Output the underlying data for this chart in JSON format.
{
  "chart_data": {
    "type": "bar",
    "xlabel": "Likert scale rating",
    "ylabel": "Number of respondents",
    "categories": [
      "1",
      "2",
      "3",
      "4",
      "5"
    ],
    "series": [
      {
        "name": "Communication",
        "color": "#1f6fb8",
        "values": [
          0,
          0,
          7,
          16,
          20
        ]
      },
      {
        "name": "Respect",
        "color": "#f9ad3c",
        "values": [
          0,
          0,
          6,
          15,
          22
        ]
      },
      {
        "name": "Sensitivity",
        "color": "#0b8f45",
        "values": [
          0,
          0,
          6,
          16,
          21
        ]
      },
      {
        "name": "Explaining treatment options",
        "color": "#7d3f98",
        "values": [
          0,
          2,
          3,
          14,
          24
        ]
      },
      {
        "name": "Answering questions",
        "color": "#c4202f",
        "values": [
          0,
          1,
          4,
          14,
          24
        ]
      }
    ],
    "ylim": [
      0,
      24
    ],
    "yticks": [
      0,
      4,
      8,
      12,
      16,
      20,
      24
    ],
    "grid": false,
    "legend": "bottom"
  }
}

## Work required:
All of the material above needs to be retyped word for word.

## Completed exercise:
Output the underlying data for this chart in JSON format.
{
  "chart_data": {
    "type": "bar",
    "xlabel": "Likert scale rating",
    "ylabel": "Number of respondents",
    "categories": [
      "1",
      "2",
      "3",
      "4",
      "5"
    ],
    "series": [
      {
        "name": "Communication",
        "color": "#1f6fb8",
        "values": [
          0,
          0,
          7,
          16,
          20
        ]
      },
      {
        "name": "Respect",
        "color": "#f9ad3c",
        "values": [
          0,
          0,
          6,
          15,
          22
        ]
      },
      {
        "name": "Sensitivity",
        "color": "#0b8f45",
        "values": [
          0,
          0,
          6,
          16,
          21
        ]
      },
      {
        "name": "Explaining treatment options",
        "color": "#7d3f98",
        "values": [
          0,
          2,
          3,
          14,
          24
        ]
      },
      {
        "name": "Answering questions",
        "color": "#c4202f",
        "values": [
          0,
          1,
          4,
          14,
          24
        ]
      }
    ],
    "ylim": [
      0,
      24
    ],
    "yticks": [
      0,
      4,
      8,
      12,
      16,
      20,
      24
    ],
    "grid": false,
    "legend": "bottom"
  }
}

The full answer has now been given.